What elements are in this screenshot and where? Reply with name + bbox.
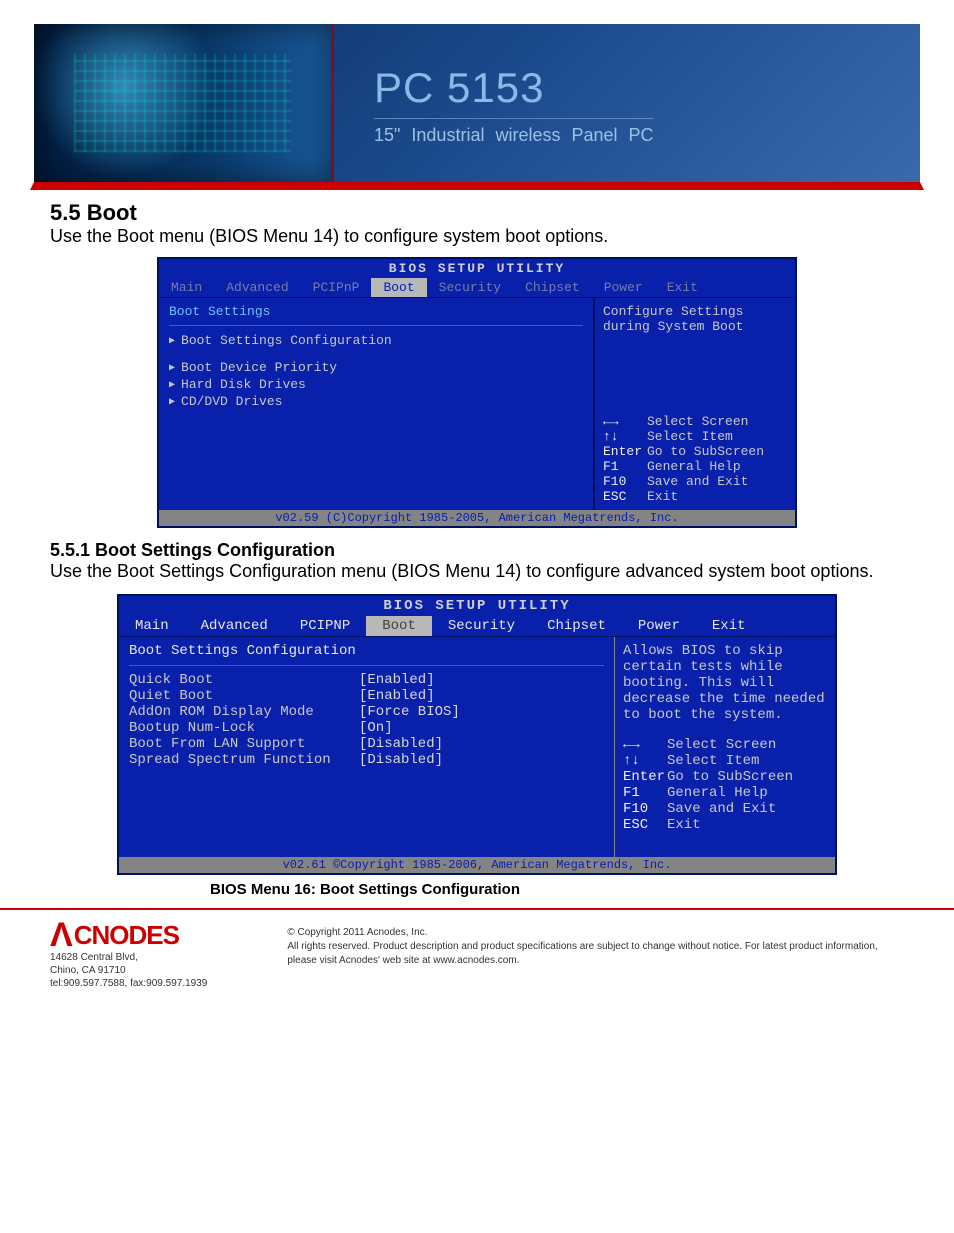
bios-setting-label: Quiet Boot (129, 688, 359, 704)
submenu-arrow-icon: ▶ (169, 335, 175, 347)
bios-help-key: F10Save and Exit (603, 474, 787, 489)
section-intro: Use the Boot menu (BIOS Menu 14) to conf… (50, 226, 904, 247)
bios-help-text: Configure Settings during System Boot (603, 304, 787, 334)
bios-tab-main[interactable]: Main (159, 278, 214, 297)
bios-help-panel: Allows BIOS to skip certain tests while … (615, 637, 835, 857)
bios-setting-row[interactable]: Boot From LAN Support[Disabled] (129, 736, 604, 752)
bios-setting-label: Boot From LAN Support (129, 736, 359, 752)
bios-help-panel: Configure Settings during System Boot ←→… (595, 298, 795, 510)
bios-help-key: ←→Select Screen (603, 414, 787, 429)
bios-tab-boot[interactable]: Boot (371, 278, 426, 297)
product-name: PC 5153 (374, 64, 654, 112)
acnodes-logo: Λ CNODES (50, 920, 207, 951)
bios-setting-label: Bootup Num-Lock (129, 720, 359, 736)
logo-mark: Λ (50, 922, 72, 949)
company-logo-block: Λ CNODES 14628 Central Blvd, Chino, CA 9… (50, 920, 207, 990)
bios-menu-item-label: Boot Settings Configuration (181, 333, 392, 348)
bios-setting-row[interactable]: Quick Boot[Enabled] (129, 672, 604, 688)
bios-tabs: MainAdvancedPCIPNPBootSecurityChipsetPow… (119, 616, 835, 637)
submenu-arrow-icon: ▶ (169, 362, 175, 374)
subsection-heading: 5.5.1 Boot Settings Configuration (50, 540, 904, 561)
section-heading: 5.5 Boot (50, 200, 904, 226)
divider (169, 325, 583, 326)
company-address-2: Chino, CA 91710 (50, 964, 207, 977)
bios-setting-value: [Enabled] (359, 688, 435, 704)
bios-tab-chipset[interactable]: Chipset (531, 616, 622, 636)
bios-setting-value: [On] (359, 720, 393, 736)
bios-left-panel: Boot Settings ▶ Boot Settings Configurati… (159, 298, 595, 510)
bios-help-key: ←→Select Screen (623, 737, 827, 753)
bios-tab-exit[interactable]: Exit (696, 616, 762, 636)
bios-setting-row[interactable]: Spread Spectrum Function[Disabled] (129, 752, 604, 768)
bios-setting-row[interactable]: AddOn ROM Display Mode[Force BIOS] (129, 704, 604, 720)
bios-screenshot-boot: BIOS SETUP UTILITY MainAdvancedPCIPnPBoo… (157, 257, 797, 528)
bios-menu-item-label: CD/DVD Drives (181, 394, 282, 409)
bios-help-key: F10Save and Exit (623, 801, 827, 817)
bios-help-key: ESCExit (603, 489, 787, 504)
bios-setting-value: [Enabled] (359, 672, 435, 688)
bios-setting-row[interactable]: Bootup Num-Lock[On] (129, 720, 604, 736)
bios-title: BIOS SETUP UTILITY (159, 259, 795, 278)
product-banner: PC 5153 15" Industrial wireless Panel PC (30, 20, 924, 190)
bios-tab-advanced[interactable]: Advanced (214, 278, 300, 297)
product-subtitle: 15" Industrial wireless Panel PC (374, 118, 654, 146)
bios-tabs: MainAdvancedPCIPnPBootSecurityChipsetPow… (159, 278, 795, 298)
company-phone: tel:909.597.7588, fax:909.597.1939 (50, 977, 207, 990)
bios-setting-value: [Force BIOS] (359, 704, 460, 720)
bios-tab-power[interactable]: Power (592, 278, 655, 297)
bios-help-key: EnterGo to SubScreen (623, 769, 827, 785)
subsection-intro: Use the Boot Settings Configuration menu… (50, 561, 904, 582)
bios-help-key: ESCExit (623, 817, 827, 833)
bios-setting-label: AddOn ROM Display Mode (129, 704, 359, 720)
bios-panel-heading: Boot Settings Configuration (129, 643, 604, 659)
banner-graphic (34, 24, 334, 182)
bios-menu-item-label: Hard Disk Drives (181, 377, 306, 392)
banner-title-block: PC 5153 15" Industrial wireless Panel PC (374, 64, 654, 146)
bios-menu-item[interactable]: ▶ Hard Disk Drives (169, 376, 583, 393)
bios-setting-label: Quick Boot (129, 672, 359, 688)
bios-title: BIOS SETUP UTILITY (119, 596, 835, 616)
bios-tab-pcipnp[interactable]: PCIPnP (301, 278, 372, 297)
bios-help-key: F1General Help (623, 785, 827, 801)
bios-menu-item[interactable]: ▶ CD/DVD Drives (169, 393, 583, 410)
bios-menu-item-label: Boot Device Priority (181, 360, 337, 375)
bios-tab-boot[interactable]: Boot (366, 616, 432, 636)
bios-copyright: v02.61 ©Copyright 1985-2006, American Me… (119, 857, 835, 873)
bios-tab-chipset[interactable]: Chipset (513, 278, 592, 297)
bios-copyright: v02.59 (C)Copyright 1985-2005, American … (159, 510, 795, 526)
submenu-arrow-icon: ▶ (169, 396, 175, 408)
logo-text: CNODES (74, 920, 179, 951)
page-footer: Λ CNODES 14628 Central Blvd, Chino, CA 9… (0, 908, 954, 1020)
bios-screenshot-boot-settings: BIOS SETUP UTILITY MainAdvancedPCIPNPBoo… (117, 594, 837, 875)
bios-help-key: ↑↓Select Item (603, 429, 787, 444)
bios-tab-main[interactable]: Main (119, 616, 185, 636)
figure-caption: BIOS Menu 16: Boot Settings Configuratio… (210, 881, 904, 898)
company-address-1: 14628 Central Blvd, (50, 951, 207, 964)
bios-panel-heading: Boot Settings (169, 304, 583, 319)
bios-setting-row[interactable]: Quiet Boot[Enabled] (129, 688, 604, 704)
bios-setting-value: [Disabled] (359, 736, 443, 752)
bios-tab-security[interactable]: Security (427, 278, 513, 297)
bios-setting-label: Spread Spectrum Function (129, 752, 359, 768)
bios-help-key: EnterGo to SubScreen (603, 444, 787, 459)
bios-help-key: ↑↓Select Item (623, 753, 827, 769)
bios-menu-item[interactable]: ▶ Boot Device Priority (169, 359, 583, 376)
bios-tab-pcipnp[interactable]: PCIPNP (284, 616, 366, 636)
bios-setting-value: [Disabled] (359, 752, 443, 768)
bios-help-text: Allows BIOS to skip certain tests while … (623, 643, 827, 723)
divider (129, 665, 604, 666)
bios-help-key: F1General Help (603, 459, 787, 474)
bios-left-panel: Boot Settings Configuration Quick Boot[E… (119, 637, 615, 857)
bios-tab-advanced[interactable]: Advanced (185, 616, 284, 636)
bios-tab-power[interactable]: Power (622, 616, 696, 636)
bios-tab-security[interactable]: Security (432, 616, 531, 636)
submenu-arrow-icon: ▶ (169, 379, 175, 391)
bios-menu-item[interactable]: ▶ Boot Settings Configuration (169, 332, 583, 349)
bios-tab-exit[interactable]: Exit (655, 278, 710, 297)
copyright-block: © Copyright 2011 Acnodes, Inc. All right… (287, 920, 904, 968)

::::::

» **Aim**:
Rewrite all of the lines above, changing every "bios-help-key" to "help-key" and keeping everything else the same. Leave the pictures out.

» **Output of the task**:
What elements are in this screenshot and where? Reply with name + bbox.
bios-setting-label: Quiet Boot (129, 688, 359, 704)
submenu-arrow-icon: ▶ (169, 335, 175, 347)
help-key: F10Save and Exit (603, 474, 787, 489)
section-intro: Use the Boot menu (BIOS Menu 14) to conf… (50, 226, 904, 247)
bios-help-text: Configure Settings during System Boot (603, 304, 787, 334)
bios-tab-main[interactable]: Main (159, 278, 214, 297)
bios-help-panel: Allows BIOS to skip certain tests while … (615, 637, 835, 857)
bios-setting-row[interactable]: Boot From LAN Support[Disabled] (129, 736, 604, 752)
bios-setting-label: Boot From LAN Support (129, 736, 359, 752)
bios-help-panel: Configure Settings during System Boot ←→… (595, 298, 795, 510)
help-key: ←→Select Screen (603, 414, 787, 429)
bios-tab-boot[interactable]: Boot (371, 278, 426, 297)
product-name: PC 5153 (374, 64, 654, 112)
acnodes-logo: Λ CNODES (50, 920, 207, 951)
bios-setting-label: Bootup Num-Lock (129, 720, 359, 736)
logo-mark: Λ (50, 922, 72, 949)
company-logo-block: Λ CNODES 14628 Central Blvd, Chino, CA 9… (50, 920, 207, 990)
bios-menu-item-label: Boot Settings Configuration (181, 333, 392, 348)
bios-setting-row[interactable]: Quick Boot[Enabled] (129, 672, 604, 688)
bios-tabs: MainAdvancedPCIPNPBootSecurityChipsetPow… (119, 616, 835, 637)
submenu-arrow-icon: ▶ (169, 362, 175, 374)
subsection-heading: 5.5.1 Boot Settings Configuration (50, 540, 904, 561)
section-heading: 5.5 Boot (50, 200, 904, 226)
divider (169, 325, 583, 326)
company-address-2: Chino, CA 91710 (50, 964, 207, 977)
bios-setting-value: [Enabled] (359, 688, 435, 704)
bios-tab-chipset[interactable]: Chipset (531, 616, 622, 636)
bios-setting-value: [On] (359, 720, 393, 736)
bios-left-panel: Boot Settings ▶ Boot Settings Configurati… (159, 298, 595, 510)
help-key: ←→Select Screen (623, 737, 827, 753)
bios-tab-exit[interactable]: Exit (696, 616, 762, 636)
bios-setting-row[interactable]: Spread Spectrum Function[Disabled] (129, 752, 604, 768)
bios-setting-row[interactable]: AddOn ROM Display Mode[Force BIOS] (129, 704, 604, 720)
bios-screenshot-boot: BIOS SETUP UTILITY MainAdvancedPCIPnPBoo… (157, 257, 797, 528)
bios-menu-item-label: CD/DVD Drives (181, 394, 282, 409)
help-key: F10Save and Exit (623, 801, 827, 817)
help-key: ESCExit (603, 489, 787, 504)
bios-setting-value: [Enabled] (359, 672, 435, 688)
bios-setting-row[interactable]: Bootup Num-Lock[On] (129, 720, 604, 736)
bios-title: BIOS SETUP UTILITY (159, 259, 795, 278)
product-banner: PC 5153 15" Industrial wireless Panel PC (30, 20, 924, 190)
bios-tab-advanced[interactable]: Advanced (214, 278, 300, 297)
product-subtitle: 15" Industrial wireless Panel PC (374, 118, 654, 146)
bios-tabs: MainAdvancedPCIPnPBootSecurityChipsetPow… (159, 278, 795, 298)
company-phone: tel:909.597.7588, fax:909.597.1939 (50, 977, 207, 990)
bios-setting-value: [Force BIOS] (359, 704, 460, 720)
bios-tab-power[interactable]: Power (592, 278, 655, 297)
help-key: EnterGo to SubScreen (623, 769, 827, 785)
subsection-intro: Use the Boot Settings Configuration menu… (50, 561, 904, 582)
help-key: ESCExit (623, 817, 827, 833)
bios-setting-label: AddOn ROM Display Mode (129, 704, 359, 720)
bios-panel-heading: Boot Settings Configuration (129, 643, 604, 659)
banner-graphic (34, 24, 334, 182)
bios-menu-item-label: Hard Disk Drives (181, 377, 306, 392)
banner-title-block: PC 5153 15" Industrial wireless Panel PC (374, 64, 654, 146)
bios-menu-item[interactable]: ▶ Hard Disk Drives (169, 376, 583, 393)
bios-setting-label: Quick Boot (129, 672, 359, 688)
bios-title: BIOS SETUP UTILITY (119, 596, 835, 616)
bios-tab-pcipnp[interactable]: PCIPnP (301, 278, 372, 297)
help-key: F1General Help (623, 785, 827, 801)
bios-menu-item[interactable]: ▶ CD/DVD Drives (169, 393, 583, 410)
bios-menu-item-label: Boot Device Priority (181, 360, 337, 375)
bios-tab-boot[interactable]: Boot (366, 616, 432, 636)
bios-copyright: v02.61 ©Copyright 1985-2006, American Me… (119, 857, 835, 873)
bios-tab-chipset[interactable]: Chipset (513, 278, 592, 297)
bios-copyright: v02.59 (C)Copyright 1985-2005, American … (159, 510, 795, 526)
submenu-arrow-icon: ▶ (169, 396, 175, 408)
logo-text: CNODES (74, 920, 179, 951)
page-footer: Λ CNODES 14628 Central Blvd, Chino, CA 9… (0, 908, 954, 1020)
bios-screenshot-boot-settings: BIOS SETUP UTILITY MainAdvancedPCIPNPBoo… (117, 594, 837, 875)
help-key: ↑↓Select Item (603, 429, 787, 444)
bios-tab-main[interactable]: Main (119, 616, 185, 636)
figure-caption: BIOS Menu 16: Boot Settings Configuratio… (210, 881, 904, 898)
company-address-1: 14628 Central Blvd, (50, 951, 207, 964)
bios-panel-heading: Boot Settings (169, 304, 583, 319)
bios-setting-row[interactable]: Quiet Boot[Enabled] (129, 688, 604, 704)
bios-setting-value: [Disabled] (359, 736, 443, 752)
bios-tab-security[interactable]: Security (427, 278, 513, 297)
bios-setting-label: Spread Spectrum Function (129, 752, 359, 768)
help-key: EnterGo to SubScreen (603, 444, 787, 459)
help-key: ↑↓Select Item (623, 753, 827, 769)
bios-menu-item[interactable]: ▶ Boot Device Priority (169, 359, 583, 376)
bios-tab-pcipnp[interactable]: PCIPNP (284, 616, 366, 636)
bios-setting-value: [Disabled] (359, 752, 443, 768)
bios-help-text: Allows BIOS to skip certain tests while … (623, 643, 827, 723)
divider (129, 665, 604, 666)
help-key: F1General Help (603, 459, 787, 474)
bios-left-panel: Boot Settings Configuration Quick Boot[E… (119, 637, 615, 857)
bios-tab-advanced[interactable]: Advanced (185, 616, 284, 636)
bios-tab-power[interactable]: Power (622, 616, 696, 636)
bios-tab-security[interactable]: Security (432, 616, 531, 636)
submenu-arrow-icon: ▶ (169, 379, 175, 391)
bios-menu-item[interactable]: ▶ Boot Settings Configuration (169, 332, 583, 349)
bios-tab-exit[interactable]: Exit (655, 278, 710, 297)
copyright-block: © Copyright 2011 Acnodes, Inc. All right… (287, 920, 904, 968)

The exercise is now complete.